§ Task directions
Output all records precisely as written.

§ Extracted data
———
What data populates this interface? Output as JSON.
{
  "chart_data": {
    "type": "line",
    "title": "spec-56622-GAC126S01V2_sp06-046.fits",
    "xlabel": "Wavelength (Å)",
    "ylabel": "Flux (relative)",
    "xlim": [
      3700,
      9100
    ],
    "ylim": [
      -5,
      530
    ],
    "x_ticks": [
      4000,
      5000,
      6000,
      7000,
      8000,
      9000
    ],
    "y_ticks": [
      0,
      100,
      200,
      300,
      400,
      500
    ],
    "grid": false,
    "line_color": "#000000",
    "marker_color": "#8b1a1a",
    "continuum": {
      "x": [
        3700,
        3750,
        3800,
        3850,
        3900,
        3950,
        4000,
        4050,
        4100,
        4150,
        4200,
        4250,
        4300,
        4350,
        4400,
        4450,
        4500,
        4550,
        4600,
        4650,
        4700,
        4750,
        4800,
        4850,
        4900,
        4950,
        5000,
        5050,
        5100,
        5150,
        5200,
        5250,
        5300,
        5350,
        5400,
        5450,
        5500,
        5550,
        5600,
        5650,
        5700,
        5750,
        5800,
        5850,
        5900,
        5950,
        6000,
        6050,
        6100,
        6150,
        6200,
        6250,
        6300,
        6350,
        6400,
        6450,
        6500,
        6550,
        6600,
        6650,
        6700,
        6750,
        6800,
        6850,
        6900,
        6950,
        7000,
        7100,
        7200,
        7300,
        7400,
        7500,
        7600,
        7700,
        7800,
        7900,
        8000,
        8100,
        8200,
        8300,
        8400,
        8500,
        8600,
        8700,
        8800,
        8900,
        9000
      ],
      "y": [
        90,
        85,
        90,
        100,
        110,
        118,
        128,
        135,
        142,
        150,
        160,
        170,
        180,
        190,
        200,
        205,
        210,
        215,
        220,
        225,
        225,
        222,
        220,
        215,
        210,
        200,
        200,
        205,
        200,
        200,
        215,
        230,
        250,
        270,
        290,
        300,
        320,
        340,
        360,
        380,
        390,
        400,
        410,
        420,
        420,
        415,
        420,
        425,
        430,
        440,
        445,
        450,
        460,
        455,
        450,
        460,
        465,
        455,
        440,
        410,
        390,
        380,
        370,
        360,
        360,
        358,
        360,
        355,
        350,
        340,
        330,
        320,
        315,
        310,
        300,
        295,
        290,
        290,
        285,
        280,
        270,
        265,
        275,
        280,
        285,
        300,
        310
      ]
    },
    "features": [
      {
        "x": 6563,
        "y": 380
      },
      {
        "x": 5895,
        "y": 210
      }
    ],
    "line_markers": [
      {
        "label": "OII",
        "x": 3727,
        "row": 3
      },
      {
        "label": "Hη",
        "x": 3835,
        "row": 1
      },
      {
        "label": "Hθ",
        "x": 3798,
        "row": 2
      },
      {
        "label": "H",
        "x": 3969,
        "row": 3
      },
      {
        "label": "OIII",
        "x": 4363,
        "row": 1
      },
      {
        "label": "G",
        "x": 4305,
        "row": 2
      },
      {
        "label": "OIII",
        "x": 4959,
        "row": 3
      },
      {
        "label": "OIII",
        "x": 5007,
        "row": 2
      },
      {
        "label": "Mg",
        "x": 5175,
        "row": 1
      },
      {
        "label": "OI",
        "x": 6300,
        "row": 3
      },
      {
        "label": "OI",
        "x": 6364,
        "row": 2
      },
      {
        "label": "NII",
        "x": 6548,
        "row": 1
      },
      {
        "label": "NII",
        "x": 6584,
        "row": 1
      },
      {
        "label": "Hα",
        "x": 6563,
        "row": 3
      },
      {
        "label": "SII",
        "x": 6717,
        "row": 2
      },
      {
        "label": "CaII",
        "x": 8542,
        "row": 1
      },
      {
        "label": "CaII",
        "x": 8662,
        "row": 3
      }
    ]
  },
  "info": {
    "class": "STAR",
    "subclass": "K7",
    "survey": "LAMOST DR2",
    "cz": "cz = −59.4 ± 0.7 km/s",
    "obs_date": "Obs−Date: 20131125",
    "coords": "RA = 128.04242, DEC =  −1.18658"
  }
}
———
§ Solution below
What data populates this interface? Output as JSON.
{
  "chart_data": {
    "type": "line",
    "title": "spec-56622-GAC126S01V2_sp06-046.fits",
    "xlabel": "Wavelength (Å)",
    "ylabel": "Flux (relative)",
    "xlim": [
      3700,
      9100
    ],
    "ylim": [
      -5,
      530
    ],
    "x_ticks": [
      4000,
      5000,
      6000,
      7000,
      8000,
      9000
    ],
    "y_ticks": [
      0,
      100,
      200,
      300,
      400,
      500
    ],
    "grid": false,
    "line_color": "#000000",
    "marker_color": "#8b1a1a",
    "continuum": {
      "x": [
        3700,
        3750,
        3800,
        3850,
        3900,
        3950,
        4000,
        4050,
        4100,
        4150,
        4200,
        4250,
        4300,
        4350,
        4400,
        4450,
        4500,
        4550,
        4600,
        4650,
        4700,
        4750,
        4800,
        4850,
        4900,
        4950,
        5000,
        5050,
        5100,
        5150,
        5200,
        5250,
        5300,
        5350,
        5400,
        5450,
        5500,
        5550,
        5600,
        5650,
        5700,
        5750,
        5800,
        5850,
        5900,
        5950,
        6000,
        6050,
        6100,
        6150,
        6200,
        6250,
        6300,
        6350,
        6400,
        6450,
        6500,
        6550,
        6600,
        6650,
        6700,
        6750,
        6800,
        6850,
        6900,
        6950,
        7000,
        7100,
        7200,
        7300,
        7400,
        7500,
        7600,
        7700,
        7800,
        7900,
        8000,
        8100,
        8200,
        8300,
        8400,
        8500,
        8600,
        8700,
        8800,
        8900,
        9000
      ],
      "y": [
        90,
        85,
        90,
        100,
        110,
        118,
        128,
        135,
        142,
        150,
        160,
        170,
        180,
        190,
        200,
        205,
        210,
        215,
        220,
        225,
        225,
        222,
        220,
        215,
        210,
        200,
        200,
        205,
        200,
        200,
        215,
        230,
        250,
        270,
        290,
        300,
        320,
        340,
        360,
        380,
        390,
        400,
        410,
        420,
        420,
        415,
        420,
        425,
        430,
        440,
        445,
        450,
        460,
        455,
        450,
        460,
        465,
        455,
        440,
        410,
        390,
        380,
        370,
        360,
        360,
        358,
        360,
        355,
        350,
        340,
        330,
        320,
        315,
        310,
        300,
        295,
        290,
        290,
        285,
        280,
        270,
        265,
        275,
        280,
        285,
        300,
        310
      ]
    },
    "features": [
      {
        "x": 6563,
        "y": 380
      },
      {
        "x": 5895,
        "y": 210
      }
    ],
    "line_markers": [
      {
        "label": "OII",
        "x": 3727,
        "row": 3
      },
      {
        "label": "Hη",
        "x": 3835,
        "row": 1
      },
      {
        "label": "Hθ",
        "x": 3798,
        "row": 2
      },
      {
        "label": "H",
        "x": 3969,
        "row": 3
      },
      {
        "label": "OIII",
        "x": 4363,
        "row": 1
      },
      {
        "label": "G",
        "x": 4305,
        "row": 2
      },
      {
        "label": "OIII",
        "x": 4959,
        "row": 3
      },
      {
        "label": "OIII",
        "x": 5007,
        "row": 2
      },
      {
        "label": "Mg",
        "x": 5175,
        "row": 1
      },
      {
        "label": "OI",
        "x": 6300,
        "row": 3
      },
      {
        "label": "OI",
        "x": 6364,
        "row": 2
      },
      {
        "label": "NII",
        "x": 6548,
        "row": 1
      },
      {
        "label": "NII",
        "x": 6584,
        "row": 1
      },
      {
        "label": "Hα",
        "x": 6563,
        "row": 3
      },
      {
        "label": "SII",
        "x": 6717,
        "row": 2
      },
      {
        "label": "CaII",
        "x": 8542,
        "row": 1
      },
      {
        "label": "CaII",
        "x": 8662,
        "row": 3
      }
    ]
  },
  "info": {
    "class": "STAR",
    "subclass": "K7",
    "survey": "LAMOST DR2",
    "cz": "cz = −59.4 ± 0.7 km/s",
    "obs_date": "Obs−Date: 20131125",
    "coords": "RA = 128.04242, DEC =  −1.18658"
  }
}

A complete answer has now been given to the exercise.